▶ [Aim]:
Look through the listing and locate every line containing the word "have"; copy those lines.

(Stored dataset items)
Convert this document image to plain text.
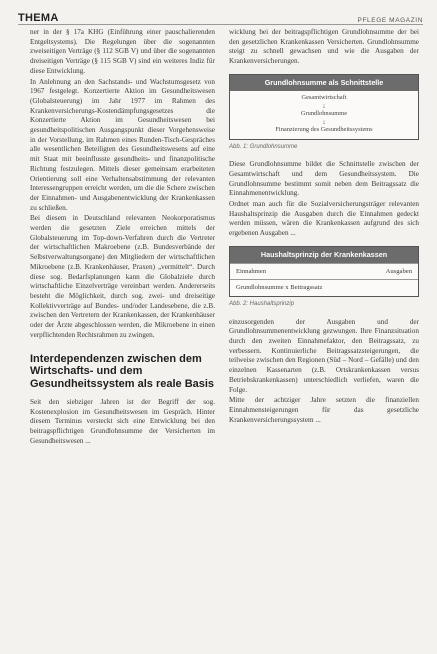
THEMA	PFLEGE MAGAZIN

ner in der § 17a KHG (Einführung einer pauschalierenden Entgeltsystems). Die Regelungen über die sogenannten zweiseitigen Verträge (§ 112 SGB V) und über die sogenannten dreiseitigen Verträge (§ 115 SGB V) sind ein weiteres Indiz für diese Entwicklung.

In Anlehnung an den Sachstands- und Wachstumsgesetz von 1967 festgelegt. Konzertierte Aktion im Gesundheitswesen (Globalsteuerung) im Jahr 1977 im Rahmen des Krankenversicherungs-Kostendämpfungsgesetzes die Konzertierte Aktion im Gesundheitswesen bei gesundheitspolitischen Ausgangspunkt dieser Vorgehensweise in der Vorstellung, im Rahmen eines Runden-Tisch-Gespräches alle wesentlichen Beteiligten des Gesundheitswesens auf eine mit Staat mit beeinflusste gesundheits- und finanzpolitische Richtung festzulegen. Mittels dieser gemeinsam erarbeiteten Orientierung soll eine Verhaltensabstimmung der relevanten Interessengruppen erreicht werden, um die die Schere zwischen der Einnahmen- und Ausgabenentwicklung der Krankenkassen zu schließen.

Bei diesem in Deutschland relevanten Neokorporatismus werden die gesetzten Ziele erreichen mittels der Globalsteuerung im Top-down-Verfahren durch die Vertreter der wirtschaftlichen Makroebene (z.B. Bundesverbände der Selbstverwaltungsorgane) den Mitgliedern der wirtschaftlichen Mikroebene (z.B. Krankenhäuser, Praxen) „vermittelt“. Durch diese sog. Bedarfsplanungen kann die Globalziele durch wirtschaftliche Einzelverträge vereinbart werden. Andererseits besteht die Möglichkeit, durch sog. zwei- und dreiseitige Kollektivverträge auf Bundes- und/oder Landesebene, die z.B. zwischen den Vertretern der Krankenkassen, der Krankenhäuser oder der Ärzte abgeschlossen werden, die Mikroebene in einen verpflichtenden Rechtsrahmen zu zwingen.

Interdependenzen zwischen dem Wirtschafts- und dem Gesundheitssystem als reale Basis

Seit den siebziger Jahren ist der Begriff der sog. Kostenexplosion im Gesundheitswesen im Gespräch. Hinter diesem Terminus versteckt sich eine Entwicklung bei den beitragspflichtigen Grundlohnsumme der Versicherten im Gesundheitswesen ...

wicklung bei der beitragspflichtigen Grundlohnsumme der bei den gesetzlichen Krankenkassen Versicherten. Grundlohnsumme steigt zu schnell gewachsen und wie die Ausgaben der Krankenversicherungen.

Grundlohnsumme als Schnittstelle
Gesamtwirtschaft
↓
Grundlohnsumme
↓
Finanzierung des Gesundheitssystems
Abb. 1: Grundlohnsumme

Diese Grundlohnsumme bildet die Schnittstelle zwischen der Gesamtwirtschaft und dem Gesundheitssystem. Die Grundlohnsumme bestimmt somit neben dem Beitragssatz die Einnahmenentwicklung.

Ordnet man auch für die Sozialversicherungsträger relevanten Haushaltsprinzip die Ausgaben durch die Einnahmen gedeckt werden müssen, wären die Krankenkassen aufgrund des sich ergebenen Ausgaben ...

Haushaltsprinzip der Krankenkassen
Einnahmen	Ausgaben
Grundlohnsumme x Beitragssatz
Abb. 2: Haushaltsprinzip

einzusorgenden der Ausgaben und der Grundlohnsummenentwicklung gezwungen. Ihre Finanzsituation durch den zweiten Einnahmefaktor, den Beitragssatz, zu verbessern. Kontinuierliche Beitragssatzsteigerungen, die teilweise zwischen den Regionen (Süd – Nord – Gefälle) und den einzelnen Kassenarten (z.B. Ortskrankenkassen versus Betriebskrankenkassen) unterschiedlich verliefen, waren die Folge.

Mitte der achtziger Jahre setzten die finanziellen Einnahmensteigerungen für das gesetzliche Krankenversicherungssystem ...
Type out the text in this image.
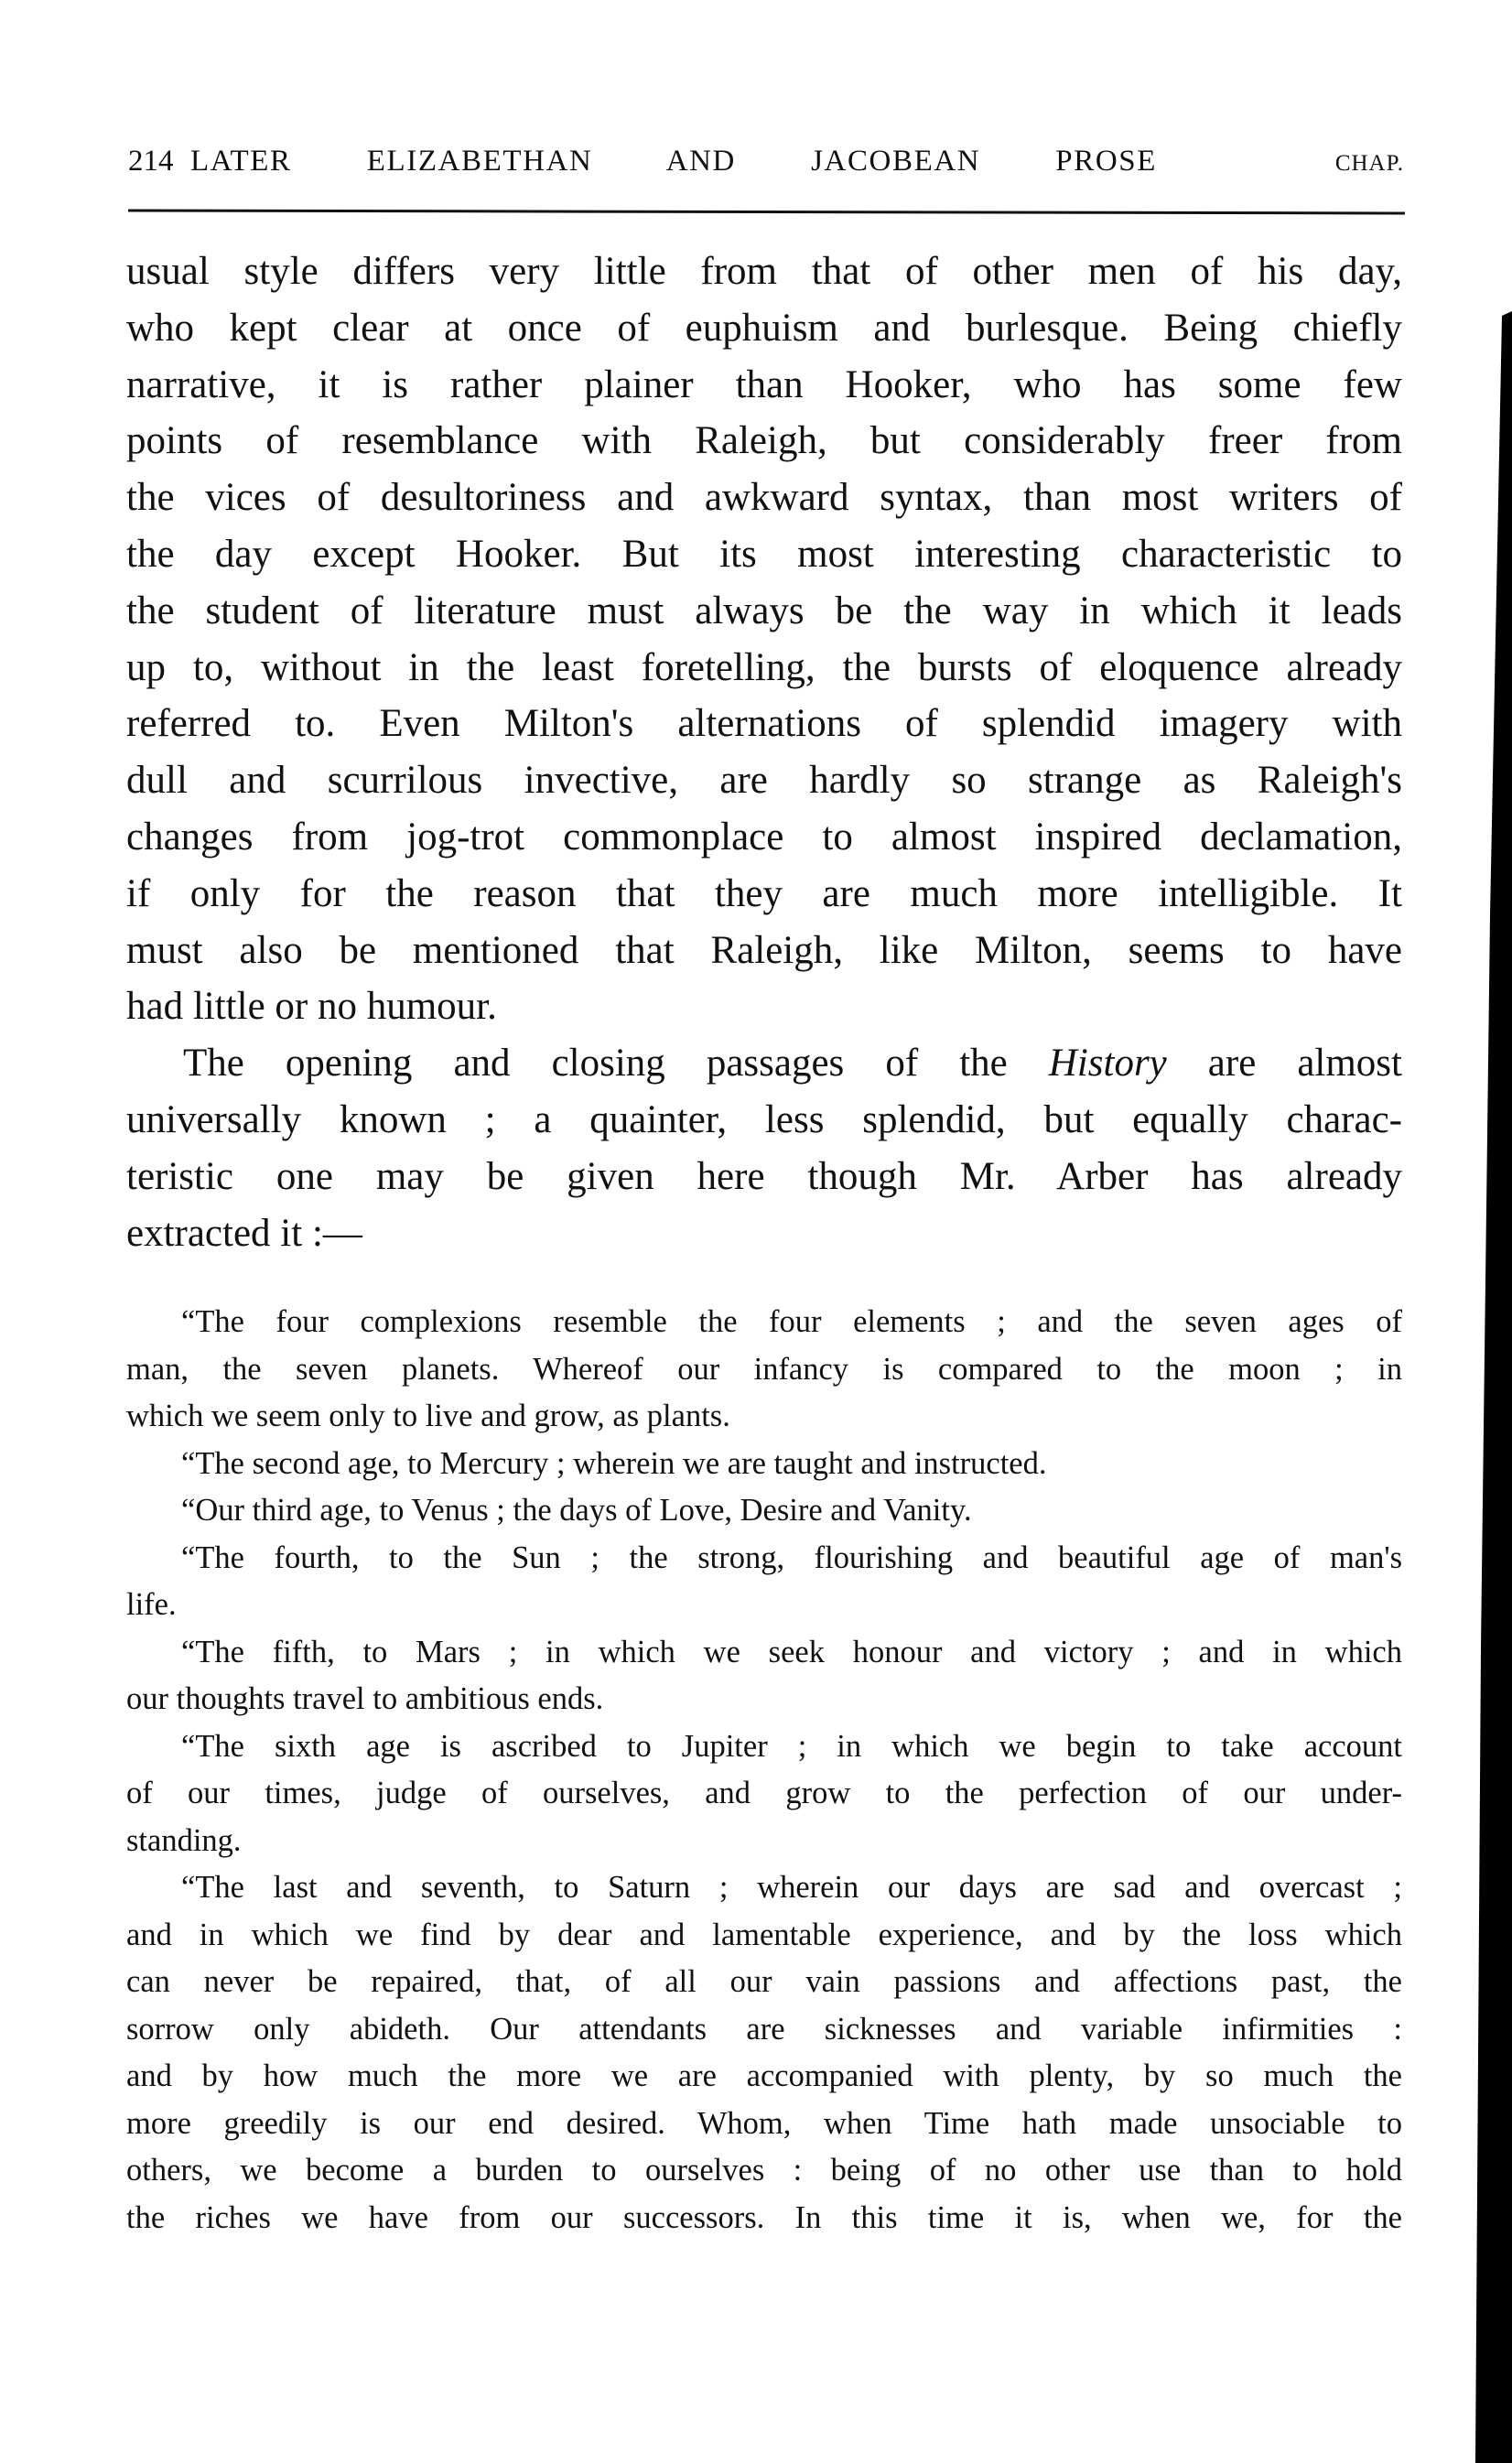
214 LATER ELIZABETHAN AND JACOBEAN PROSE	CHAP.
usual style differs very little from that of other men of his day,
who kept clear at once of euphuism and burlesque. Being chiefly
narrative, it is rather plainer than Hooker, who has some few
points of resemblance with Raleigh, but considerably freer from
the vices of desultoriness and awkward syntax, than most writers of
the day except Hooker. But its most interesting characteristic to
the student of literature must always be the way in which it leads
up to, without in the least foretelling, the bursts of eloquence already
referred to. Even Milton's alternations of splendid imagery with
dull and scurrilous invective, are hardly so strange as Raleigh's
changes from jog-trot commonplace to almost inspired declamation,
if only for the reason that they are much more intelligible. It
must also be mentioned that Raleigh, like Milton, seems to have
had little or no humour.
The opening and closing passages of the History are almost
universally known ; a quainter, less splendid, but equally charac-
teristic one may be given here though Mr. Arber has already
extracted it :—
“The four complexions resemble the four elements ; and the seven ages of
man, the seven planets. Whereof our infancy is compared to the moon ; in
which we seem only to live and grow, as plants.
“The second age, to Mercury ; wherein we are taught and instructed.
“Our third age, to Venus ; the days of Love, Desire and Vanity.
“The fourth, to the Sun ; the strong, flourishing and beautiful age of man's
life.
“The fifth, to Mars ; in which we seek honour and victory ; and in which
our thoughts travel to ambitious ends.
“The sixth age is ascribed to Jupiter ; in which we begin to take account
of our times, judge of ourselves, and grow to the perfection of our under-
standing.
“The last and seventh, to Saturn ; wherein our days are sad and overcast ;
and in which we find by dear and lamentable experience, and by the loss which
can never be repaired, that, of all our vain passions and affections past, the
sorrow only abideth. Our attendants are sicknesses and variable infirmities :
and by how much the more we are accompanied with plenty, by so much the
more greedily is our end desired. Whom, when Time hath made unsociable to
others, we become a burden to ourselves : being of no other use than to hold
the riches we have from our successors. In this time it is, when we, for the
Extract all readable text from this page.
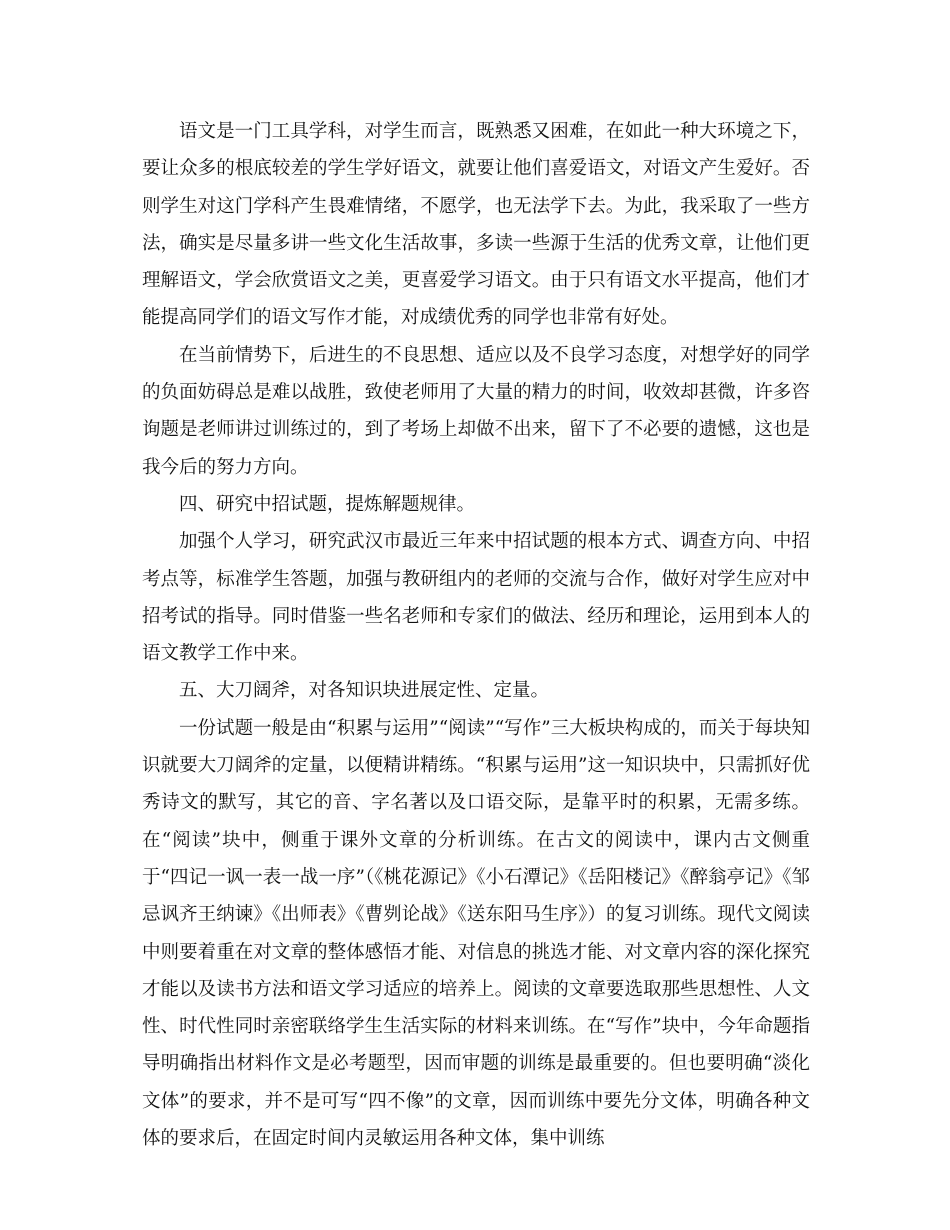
语文是一门工具学科，对学生而言，既熟悉又困难，在如此一种大环境之下，要让众多的根底较差的学生学好语文，就要让他们喜爱语文，对语文产生爱好。否则学生对这门学科产生畏难情绪，不愿学，也无法学下去。为此，我采取了一些方法，确实是尽量多讲一些文化生活故事，多读一些源于生活的优秀文章，让他们更理解语文，学会欣赏语文之美，更喜爱学习语文。由于只有语文水平提高，他们才能提高同学们的语文写作才能，对成绩优秀的同学也非常有好处。

在当前情势下，后进生的不良思想、适应以及不良学习态度，对想学好的同学的负面妨碍总是难以战胜，致使老师用了大量的精力的时间，收效却甚微，许多咨询题是老师讲过训练过的，到了考场上却做不出来，留下了不必要的遗憾，这也是我今后的努力方向。

四、研究中招试题，提炼解题规律。

加强个人学习，研究武汉市最近三年来中招试题的根本方式、调查方向、中招考点等，标准学生答题，加强与教研组内的老师的交流与合作，做好对学生应对中招考试的指导。同时借鉴一些名老师和专家们的做法、经历和理论，运用到本人的语文教学工作中来。

五、大刀阔斧，对各知识块进展定性、定量。

一份试题一般是由“积累与运用”“阅读”“写作”三大板块构成的，而关于每块知识就要大刀阔斧的定量，以便精讲精练。“积累与运用”这一知识块中，只需抓好优秀诗文的默写，其它的音、字名著以及口语交际，是靠平时的积累，无需多练。在“阅读”块中，侧重于课外文章的分析训练。在古文的阅读中，课内古文侧重于“四记一讽一表一战一序”（《桃花源记》《小石潭记》《岳阳楼记》《醉翁亭记》《邹忌讽齐王纳谏》《出师表》《曹刿论战》《送东阳马生序》）的复习训练。现代文阅读中则要着重在对文章的整体感悟才能、对信息的挑选才能、对文章内容的深化探究才能以及读书方法和语文学习适应的培养上。阅读的文章要选取那些思想性、人文性、时代性同时亲密联络学生生活实际的材料来训练。在“写作”块中，今年命题指导明确指出材料作文是必考题型，因而审题的训练是最重要的。但也要明确“淡化文体”的要求，并不是可写“四不像”的文章，因而训练中要先分文体，明确各种文体的要求后，在固定时间内灵敏运用各种文体，集中训练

▶ [Response]:
must also be mentioned that Raleigh, like Milton, seems to have
the riches we have from our successors. In this time it is, when we, for the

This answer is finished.